Avi Loeb est directeur du département d'astronomie de la prestigieuse université de Harvard, où il enseigne ; président du Conseil des académies nationales de physique et d'astronomie des Etats-Unis ; membre du comité des conseillers du président américain sur les sciences et la technologie.
Pendant 11 jours, des télescopes se sont relayés pour observer ce petit corps interstellaire. A quoi ressemble-t-il ?
"Ça ne ressemblait à rien de ce qu'on a vu jusqu'à présent. Ça tournait, et sa luminosité s'est multipliée par dix. Ce qui signifiait que c'était un objet qui était dix fois plus long que large. C'était une géométrie extrême et c'était probablement extrêmement plat comme une crêpe, pas comme un cigare. Et quand il s'est éloigné du soleil, il y a une accélération sans aucune queue, à l'inverse des comètes."
Qu'est-ce qui vous fait dire que ce pourrait relever d'une technologie extraterrestre ? Il a été impossible à photographier et donc on n'a pas de preuves tangibles de son existence.
"C'est exact, mais cette accélération à partir du soleil, sans aucune queue de comète, impliquait qu'il n'y avait une autre force agissante. La seule chose à laquelle je puisse penser, c'est la lumière solaire. On a vu, en septembre 2020, un autre objet, avec une telle accélération qui l'éloignait du soleil, en raison des rayons solaires. Et cet objet n'avait pas non plus de queue de comète. C’était en fait un booster d'une fusée qui avait été éjecté. Et c'était long et fin, et c'est la raison pour laquelle ce booster avait cette poussée.
Mais Oumuamua, est-il artificiel ou pas ? Certains de mes collègues astronomes ont tenté d'expliquer Oumuamua à partir d'une origine naturelle. Mais toutes les suggestions invoquaient quelque chose qui n'avait jamais été vu précédemment.
Tel que de l'hydrogène gelé, un iceberg d’hydrogène. Mais ça n'aurait pas survécu à ce voyage. Une autre suggestion était un nuage de poussière qui aurait été repoussé par la lumière du soleil. Mais ce n'est pas possible que ça puisse survivre à un tel voyage. Etant donné tout cela, mes collègues tentaient d'expliquer ce qui n'avait jamais été vu précédemment.
Moi, j'ai dit : « pourquoi ne pourrait-on pas considérer quelque chose qui soit véritablement technologique ? »

Données extraites:
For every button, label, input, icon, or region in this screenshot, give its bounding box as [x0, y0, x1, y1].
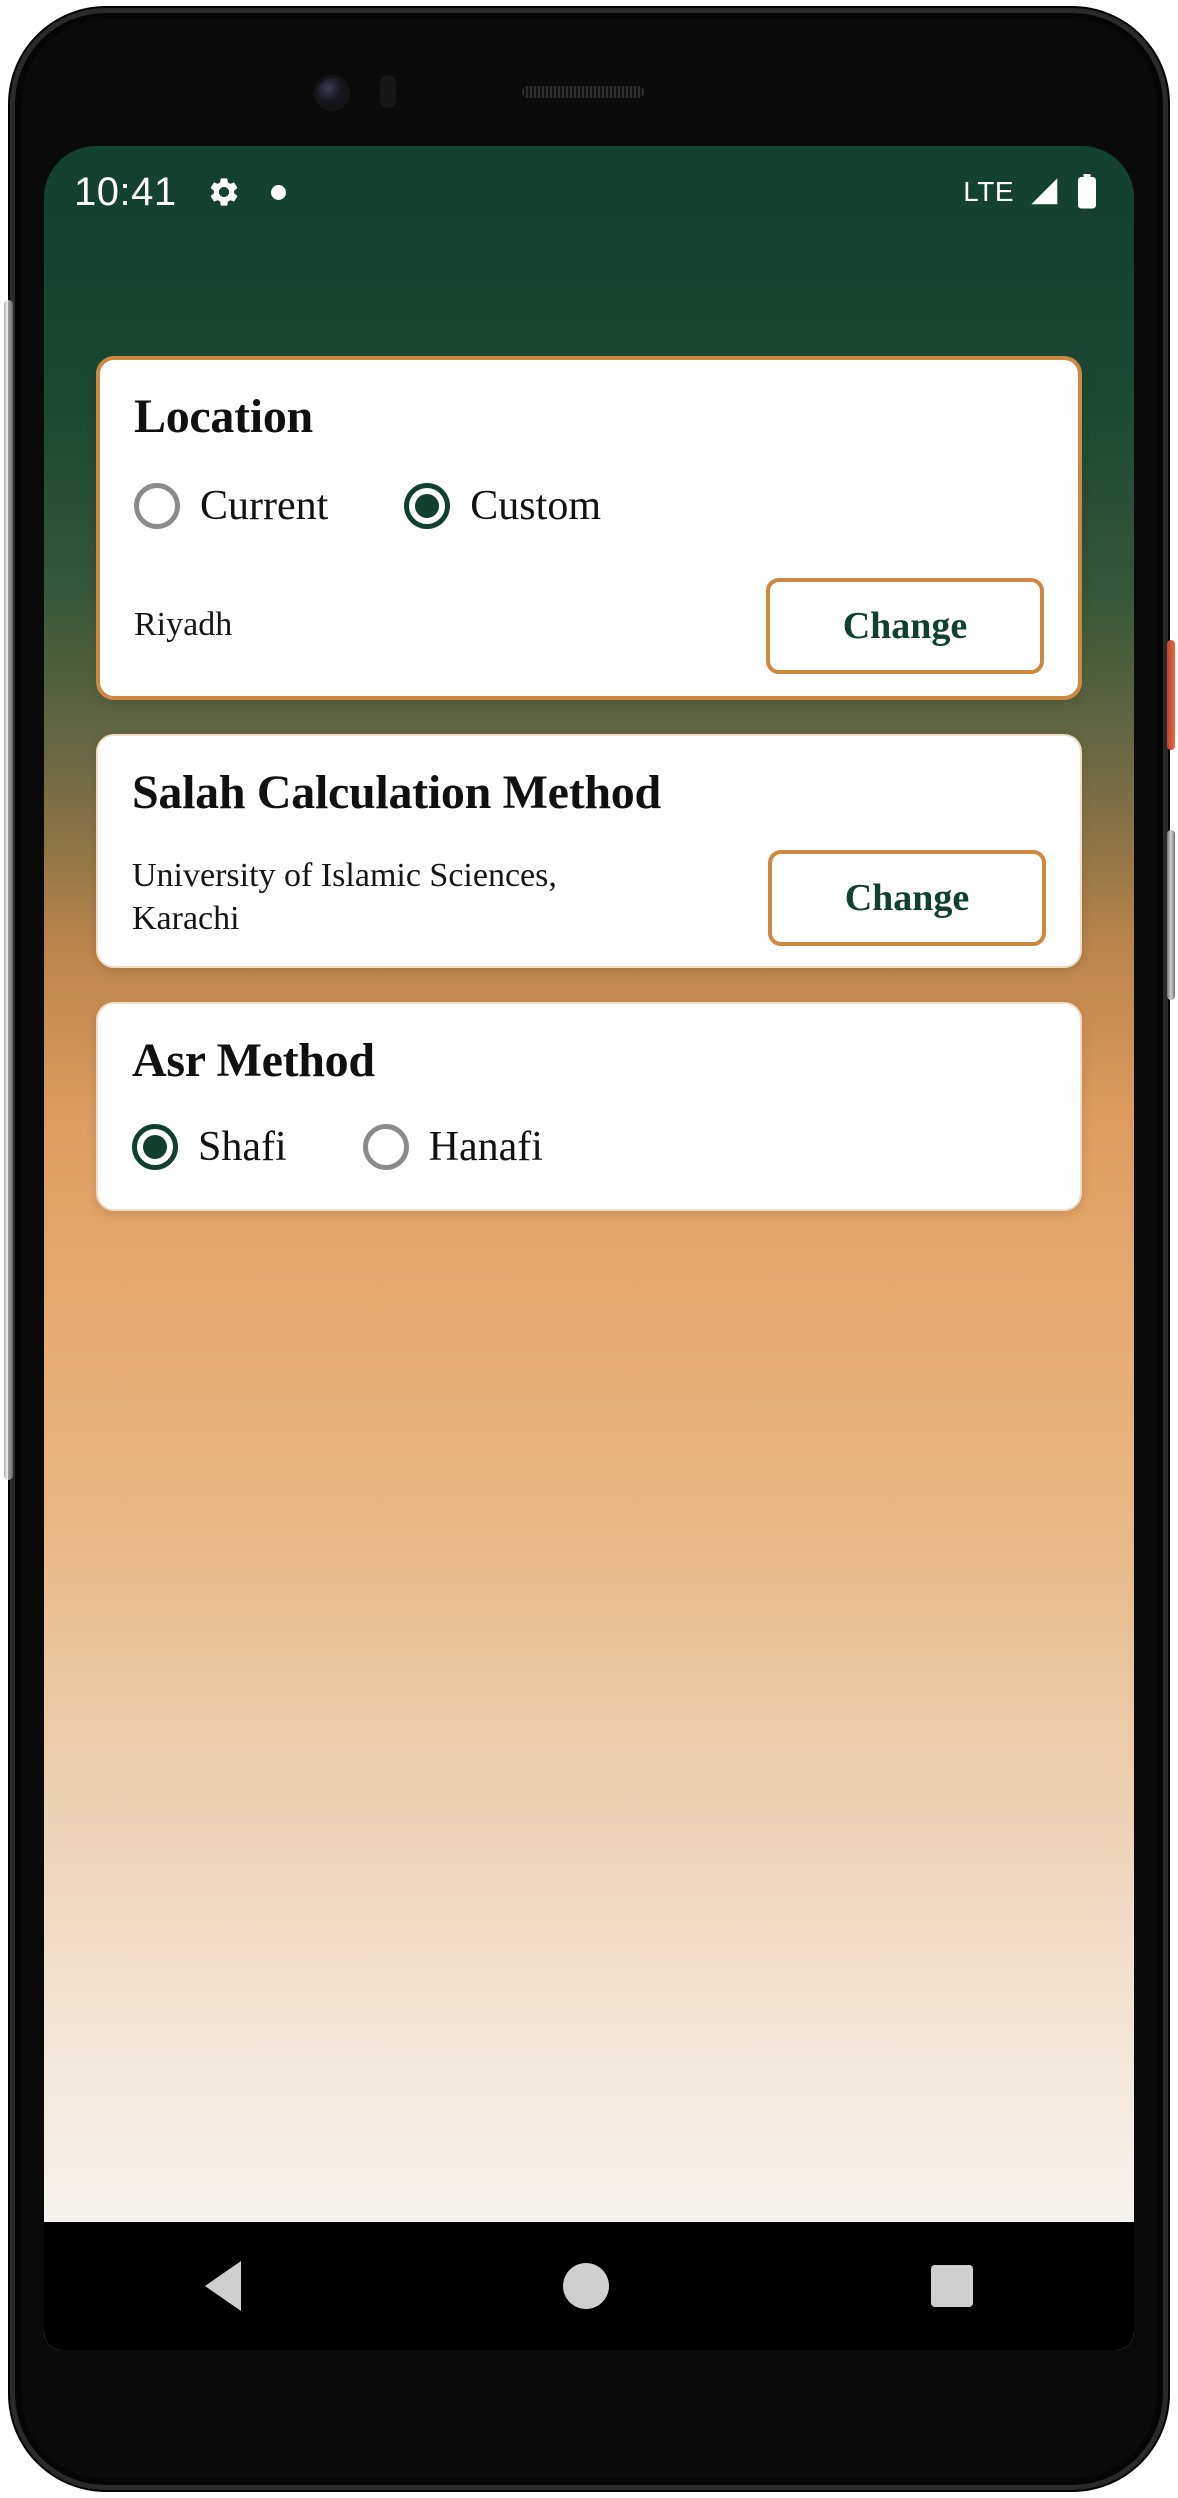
asr-option-shafi-label: Shafi	[198, 1124, 287, 1171]
home-icon[interactable]	[563, 2263, 609, 2309]
device-volume-button[interactable]	[1167, 830, 1175, 1000]
asr-method-card: Asr Method Shafi Hanafi	[96, 1001, 1082, 1212]
asr-option-hanafi[interactable]: Hanafi	[362, 1123, 543, 1171]
location-card: Location Current Custom Riyadh Change	[96, 356, 1082, 700]
proximity-sensor-icon	[380, 75, 396, 108]
calculation-method-card: Salah Calculation Method University of I…	[96, 733, 1082, 968]
status-bar: 10:41 LTE	[44, 146, 1134, 238]
android-navigation-bar	[44, 2222, 1134, 2350]
location-radio-group: Current Custom	[134, 482, 1044, 530]
location-value-row: Riyadh Change	[134, 577, 1044, 674]
device-power-button[interactable]	[1167, 640, 1175, 750]
asr-method-radio-group: Shafi Hanafi	[132, 1123, 1046, 1171]
radio-selected-icon[interactable]	[404, 482, 451, 529]
gear-icon	[207, 175, 241, 209]
device-side-rail-left	[4, 300, 13, 1480]
status-clock: 10:41	[74, 169, 177, 214]
location-value: Riyadh	[134, 606, 233, 644]
asr-option-hanafi-label: Hanafi	[428, 1124, 543, 1171]
battery-full-icon	[1076, 174, 1098, 210]
asr-method-card-title: Asr Method	[132, 1033, 375, 1087]
dot-icon	[270, 184, 286, 200]
radio-unselected-icon[interactable]	[134, 482, 180, 529]
status-bar-right-group: LTE	[963, 174, 1098, 210]
recents-icon[interactable]	[931, 2265, 973, 2307]
asr-option-shafi[interactable]: Shafi	[132, 1123, 287, 1171]
location-change-button[interactable]: Change	[766, 577, 1044, 674]
location-option-current[interactable]: Current	[134, 482, 328, 530]
calculation-method-value-row: University of Islamic Sciences, Karachi …	[132, 849, 1046, 946]
location-card-title: Location	[134, 390, 313, 443]
calculation-method-card-title: Salah Calculation Method	[132, 765, 661, 819]
radio-unselected-icon[interactable]	[362, 1124, 409, 1171]
back-icon[interactable]	[205, 2261, 241, 2311]
radio-selected-icon[interactable]	[132, 1124, 178, 1171]
front-camera-icon	[317, 78, 347, 108]
location-option-custom-label: Custom	[470, 482, 601, 529]
calculation-method-value: University of Islamic Sciences, Karachi	[132, 856, 557, 937]
calculation-method-change-button[interactable]: Change	[768, 849, 1046, 946]
earpiece-speaker	[522, 86, 644, 98]
network-type-label: LTE	[963, 176, 1014, 207]
location-option-current-label: Current	[200, 482, 329, 529]
location-option-custom[interactable]: Custom	[404, 482, 601, 530]
settings-content: Location Current Custom Riyadh Change Sa…	[44, 238, 1134, 2250]
signal-bars-icon	[1028, 177, 1062, 207]
phone-screen: 10:41 LTE Location Current Custom Riyadh…	[44, 146, 1134, 2350]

Exercices à traiter:
• A. Recopiez à l'identique le passage de l'entretien sur Oumuamua qui s'ouvre sur les mots « Mais Oumuamua, est-il » et se clôt sur « ce qui n'avait jamais été vu précédemment. ».
• B. D'après l'entretien sur Oumuamua, les affirmations suivantes sont-elles vraies ? Pour chacune, répondez par oui ou par non et citez les mots du texte qui le montrent.
(i) Avi Loeb dirige le département d'astronomie de Harvard.
(ii) L'objet interstellaire a été observé par des télescopes pendant 11 jours.
(iii) En s'éloignant du soleil, l'objet présentait une queue semblable à celle des comètes.
• C. Poursuivez l'entretien sur Oumuamua à la suite de sa dernière phrase.
Les entrées constituent un matériau à part, distinct du texte.

Corrigé des exercices:
• A.
Mais Oumuamua, est-il artificiel ou pas ? Certains de mes collègues astronomes ont tenté d'expliquer Oumuamua à partir d'une origine naturelle. Mais toutes les suggestions invoquaient quelque chose qui n'avait jamais été vu précédemment.
Tel que de l'hydrogène gelé, un iceberg d’hydrogène. Mais ça n'aurait pas survécu à ce voyage. Une autre suggestion était un nuage de poussière qui aurait été repoussé par la lumière du soleil. Mais ce n'est pas possible que ça puisse survivre à un tel voyage. Etant donné tout cela, mes collègues tentaient d'expliquer ce qui n'avait jamais été vu précédemment.

• B.
(i) Oui : « Avi Loeb est directeur du département d'astronomie de la prestigieuse université de Harvard ».
(ii) Oui : « Pendant 11 jours, des télescopes se sont relayés pour observer ce petit corps interstellaire ».
(iii) Non : « il y a une accélération sans aucune queue, à l'inverse des comètes ».

• C.
Avec les télescopes existants, étant donné que sa taille était d'environ 100 mètres, c'est à dire, grosso modo, la taille d'un terrain de foot, on n'a pas pu le voir avec des télescopes que l'on a en ce moment sur Terre. Mais si on trouve un autre objet tel que celui-là qui nous approche au lieu de s'éloigner de nous, on pourrait envoyer un navire stellaire avec une caméra et prendre des photos de près. Ce serait véritablement la meilleure chose qu'on pourrait espérer parce que ça révèlerait si c'est un rocher ou quelque chose d'artificiel.
Nous espérons trouver un tel objet dans les années à venir. Il y a un observatoire, l'observatoire Vera Rubin beaucoup plus sensible que celui qui a découvert Oumuamua, et qui deviendra opérationnel dans trois ans. A ce moment-là, on espère qu'on pourra trouver un autre objet tel que celui-là, une fois par mois ! Et peut-être qu’on pourra prendre des photos de ces objets qui ressemblent à Oumuamua, et qui agissent de façon bizarre."
Votre travail est un peu comme une enquête policière. Il faut faire preuve de rigueur, de curiosité, mais aussi ne pas avoir de préjugés. Est-ce que vous avez travaillé de cette manière-là ?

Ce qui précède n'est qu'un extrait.